• DO THIS
In this exercise, reproduce all the entries that follow exactly.

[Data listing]
-- start --
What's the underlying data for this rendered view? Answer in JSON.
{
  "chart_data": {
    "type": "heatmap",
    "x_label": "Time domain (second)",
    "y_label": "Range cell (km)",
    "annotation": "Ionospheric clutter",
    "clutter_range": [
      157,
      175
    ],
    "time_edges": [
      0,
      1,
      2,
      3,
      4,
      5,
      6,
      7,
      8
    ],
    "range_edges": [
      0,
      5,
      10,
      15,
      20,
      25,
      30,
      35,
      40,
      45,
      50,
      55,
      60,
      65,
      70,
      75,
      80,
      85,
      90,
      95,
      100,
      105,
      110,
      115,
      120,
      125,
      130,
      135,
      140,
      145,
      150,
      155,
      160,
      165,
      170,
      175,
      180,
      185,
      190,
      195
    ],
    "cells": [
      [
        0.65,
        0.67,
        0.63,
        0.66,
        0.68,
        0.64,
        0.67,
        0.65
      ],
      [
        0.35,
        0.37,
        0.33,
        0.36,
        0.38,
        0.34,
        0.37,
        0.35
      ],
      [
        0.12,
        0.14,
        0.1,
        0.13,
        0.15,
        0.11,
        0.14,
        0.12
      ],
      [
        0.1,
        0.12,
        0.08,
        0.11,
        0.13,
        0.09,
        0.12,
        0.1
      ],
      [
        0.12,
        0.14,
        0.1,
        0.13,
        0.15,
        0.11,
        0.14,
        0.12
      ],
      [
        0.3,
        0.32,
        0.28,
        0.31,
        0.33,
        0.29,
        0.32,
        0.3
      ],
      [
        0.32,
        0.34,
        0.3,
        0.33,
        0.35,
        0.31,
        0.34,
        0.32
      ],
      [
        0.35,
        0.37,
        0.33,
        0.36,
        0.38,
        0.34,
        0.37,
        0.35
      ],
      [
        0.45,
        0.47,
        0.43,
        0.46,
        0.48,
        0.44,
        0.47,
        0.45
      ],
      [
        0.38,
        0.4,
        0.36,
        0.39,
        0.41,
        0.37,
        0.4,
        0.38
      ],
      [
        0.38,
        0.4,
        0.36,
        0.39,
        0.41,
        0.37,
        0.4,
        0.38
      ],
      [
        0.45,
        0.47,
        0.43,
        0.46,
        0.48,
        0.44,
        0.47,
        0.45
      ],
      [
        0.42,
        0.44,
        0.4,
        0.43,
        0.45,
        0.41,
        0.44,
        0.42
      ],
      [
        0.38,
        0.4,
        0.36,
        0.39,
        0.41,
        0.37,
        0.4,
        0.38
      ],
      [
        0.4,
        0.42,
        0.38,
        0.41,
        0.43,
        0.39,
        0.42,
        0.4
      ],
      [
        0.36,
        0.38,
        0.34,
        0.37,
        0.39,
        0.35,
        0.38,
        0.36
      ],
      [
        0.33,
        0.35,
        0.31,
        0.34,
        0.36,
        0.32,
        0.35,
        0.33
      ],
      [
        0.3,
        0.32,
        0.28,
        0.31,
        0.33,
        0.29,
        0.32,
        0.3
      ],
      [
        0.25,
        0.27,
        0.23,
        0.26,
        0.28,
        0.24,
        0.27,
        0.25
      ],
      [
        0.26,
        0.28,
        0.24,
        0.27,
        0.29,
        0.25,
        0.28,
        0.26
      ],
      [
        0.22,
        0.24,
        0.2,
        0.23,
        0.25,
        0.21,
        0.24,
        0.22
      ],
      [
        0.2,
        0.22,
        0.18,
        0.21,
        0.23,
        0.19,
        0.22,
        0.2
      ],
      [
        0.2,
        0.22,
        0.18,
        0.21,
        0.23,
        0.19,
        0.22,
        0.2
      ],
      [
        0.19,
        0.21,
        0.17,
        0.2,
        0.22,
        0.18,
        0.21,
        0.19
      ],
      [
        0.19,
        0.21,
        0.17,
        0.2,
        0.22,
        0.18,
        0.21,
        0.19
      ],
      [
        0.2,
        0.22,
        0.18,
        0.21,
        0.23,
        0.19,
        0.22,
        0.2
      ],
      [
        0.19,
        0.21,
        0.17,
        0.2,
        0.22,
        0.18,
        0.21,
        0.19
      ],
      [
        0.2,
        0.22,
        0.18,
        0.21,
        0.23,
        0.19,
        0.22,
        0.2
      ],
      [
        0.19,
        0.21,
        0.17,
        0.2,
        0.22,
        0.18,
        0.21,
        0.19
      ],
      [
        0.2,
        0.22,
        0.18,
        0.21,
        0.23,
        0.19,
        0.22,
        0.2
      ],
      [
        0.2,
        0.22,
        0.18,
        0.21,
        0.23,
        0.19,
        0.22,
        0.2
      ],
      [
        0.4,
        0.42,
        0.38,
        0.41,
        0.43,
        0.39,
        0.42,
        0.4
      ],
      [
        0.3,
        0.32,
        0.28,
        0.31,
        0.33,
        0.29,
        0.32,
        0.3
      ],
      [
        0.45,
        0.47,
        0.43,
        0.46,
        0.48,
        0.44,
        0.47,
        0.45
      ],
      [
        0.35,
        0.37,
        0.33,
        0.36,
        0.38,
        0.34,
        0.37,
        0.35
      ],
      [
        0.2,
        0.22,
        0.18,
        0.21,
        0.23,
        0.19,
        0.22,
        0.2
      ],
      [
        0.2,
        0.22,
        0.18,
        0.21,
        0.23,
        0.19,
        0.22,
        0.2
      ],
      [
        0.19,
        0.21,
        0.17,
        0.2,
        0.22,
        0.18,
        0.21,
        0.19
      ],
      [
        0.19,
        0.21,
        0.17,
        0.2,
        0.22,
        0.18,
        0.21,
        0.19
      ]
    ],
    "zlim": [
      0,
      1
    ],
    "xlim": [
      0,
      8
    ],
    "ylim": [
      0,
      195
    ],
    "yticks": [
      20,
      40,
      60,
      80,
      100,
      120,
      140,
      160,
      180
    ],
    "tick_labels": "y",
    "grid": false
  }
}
-- end --
• RESULT OF THIS TASK
What's the underlying data for this rendered view? Answer in JSON.
{
  "chart_data": {
    "type": "heatmap",
    "x_label": "Time domain (second)",
    "y_label": "Range cell (km)",
    "annotation": "Ionospheric clutter",
    "clutter_range": [
      157,
      175
    ],
    "time_edges": [
      0,
      1,
      2,
      3,
      4,
      5,
      6,
      7,
      8
    ],
    "range_edges": [
      0,
      5,
      10,
      15,
      20,
      25,
      30,
      35,
      40,
      45,
      50,
      55,
      60,
      65,
      70,
      75,
      80,
      85,
      90,
      95,
      100,
      105,
      110,
      115,
      120,
      125,
      130,
      135,
      140,
      145,
      150,
      155,
      160,
      165,
      170,
      175,
      180,
      185,
      190,
      195
    ],
    "cells": [
      [
        0.65,
        0.67,
        0.63,
        0.66,
        0.68,
        0.64,
        0.67,
        0.65
      ],
      [
        0.35,
        0.37,
        0.33,
        0.36,
        0.38,
        0.34,
        0.37,
        0.35
      ],
      [
        0.12,
        0.14,
        0.1,
        0.13,
        0.15,
        0.11,
        0.14,
        0.12
      ],
      [
        0.1,
        0.12,
        0.08,
        0.11,
        0.13,
        0.09,
        0.12,
        0.1
      ],
      [
        0.12,
        0.14,
        0.1,
        0.13,
        0.15,
        0.11,
        0.14,
        0.12
      ],
      [
        0.3,
        0.32,
        0.28,
        0.31,
        0.33,
        0.29,
        0.32,
        0.3
      ],
      [
        0.32,
        0.34,
        0.3,
        0.33,
        0.35,
        0.31,
        0.34,
        0.32
      ],
      [
        0.35,
        0.37,
        0.33,
        0.36,
        0.38,
        0.34,
        0.37,
        0.35
      ],
      [
        0.45,
        0.47,
        0.43,
        0.46,
        0.48,
        0.44,
        0.47,
        0.45
      ],
      [
        0.38,
        0.4,
        0.36,
        0.39,
        0.41,
        0.37,
        0.4,
        0.38
      ],
      [
        0.38,
        0.4,
        0.36,
        0.39,
        0.41,
        0.37,
        0.4,
        0.38
      ],
      [
        0.45,
        0.47,
        0.43,
        0.46,
        0.48,
        0.44,
        0.47,
        0.45
      ],
      [
        0.42,
        0.44,
        0.4,
        0.43,
        0.45,
        0.41,
        0.44,
        0.42
      ],
      [
        0.38,
        0.4,
        0.36,
        0.39,
        0.41,
        0.37,
        0.4,
        0.38
      ],
      [
        0.4,
        0.42,
        0.38,
        0.41,
        0.43,
        0.39,
        0.42,
        0.4
      ],
      [
        0.36,
        0.38,
        0.34,
        0.37,
        0.39,
        0.35,
        0.38,
        0.36
      ],
      [
        0.33,
        0.35,
        0.31,
        0.34,
        0.36,
        0.32,
        0.35,
        0.33
      ],
      [
        0.3,
        0.32,
        0.28,
        0.31,
        0.33,
        0.29,
        0.32,
        0.3
      ],
      [
        0.25,
        0.27,
        0.23,
        0.26,
        0.28,
        0.24,
        0.27,
        0.25
      ],
      [
        0.26,
        0.28,
        0.24,
        0.27,
        0.29,
        0.25,
        0.28,
        0.26
      ],
      [
        0.22,
        0.24,
        0.2,
        0.23,
        0.25,
        0.21,
        0.24,
        0.22
      ],
      [
        0.2,
        0.22,
        0.18,
        0.21,
        0.23,
        0.19,
        0.22,
        0.2
      ],
      [
        0.2,
        0.22,
        0.18,
        0.21,
        0.23,
        0.19,
        0.22,
        0.2
      ],
      [
        0.19,
        0.21,
        0.17,
        0.2,
        0.22,
        0.18,
        0.21,
        0.19
      ],
      [
        0.19,
        0.21,
        0.17,
        0.2,
        0.22,
        0.18,
        0.21,
        0.19
      ],
      [
        0.2,
        0.22,
        0.18,
        0.21,
        0.23,
        0.19,
        0.22,
        0.2
      ],
      [
        0.19,
        0.21,
        0.17,
        0.2,
        0.22,
        0.18,
        0.21,
        0.19
      ],
      [
        0.2,
        0.22,
        0.18,
        0.21,
        0.23,
        0.19,
        0.22,
        0.2
      ],
      [
        0.19,
        0.21,
        0.17,
        0.2,
        0.22,
        0.18,
        0.21,
        0.19
      ],
      [
        0.2,
        0.22,
        0.18,
        0.21,
        0.23,
        0.19,
        0.22,
        0.2
      ],
      [
        0.2,
        0.22,
        0.18,
        0.21,
        0.23,
        0.19,
        0.22,
        0.2
      ],
      [
        0.4,
        0.42,
        0.38,
        0.41,
        0.43,
        0.39,
        0.42,
        0.4
      ],
      [
        0.3,
        0.32,
        0.28,
        0.31,
        0.33,
        0.29,
        0.32,
        0.3
      ],
      [
        0.45,
        0.47,
        0.43,
        0.46,
        0.48,
        0.44,
        0.47,
        0.45
      ],
      [
        0.35,
        0.37,
        0.33,
        0.36,
        0.38,
        0.34,
        0.37,
        0.35
      ],
      [
        0.2,
        0.22,
        0.18,
        0.21,
        0.23,
        0.19,
        0.22,
        0.2
      ],
      [
        0.2,
        0.22,
        0.18,
        0.21,
        0.23,
        0.19,
        0.22,
        0.2
      ],
      [
        0.19,
        0.21,
        0.17,
        0.2,
        0.22,
        0.18,
        0.21,
        0.19
      ],
      [
        0.19,
        0.21,
        0.17,
        0.2,
        0.22,
        0.18,
        0.21,
        0.19
      ]
    ],
    "zlim": [
      0,
      1
    ],
    "xlim": [
      0,
      8
    ],
    "ylim": [
      0,
      195
    ],
    "yticks": [
      20,
      40,
      60,
      80,
      100,
      120,
      140,
      160,
      180
    ],
    "tick_labels": "y",
    "grid": false
  }
}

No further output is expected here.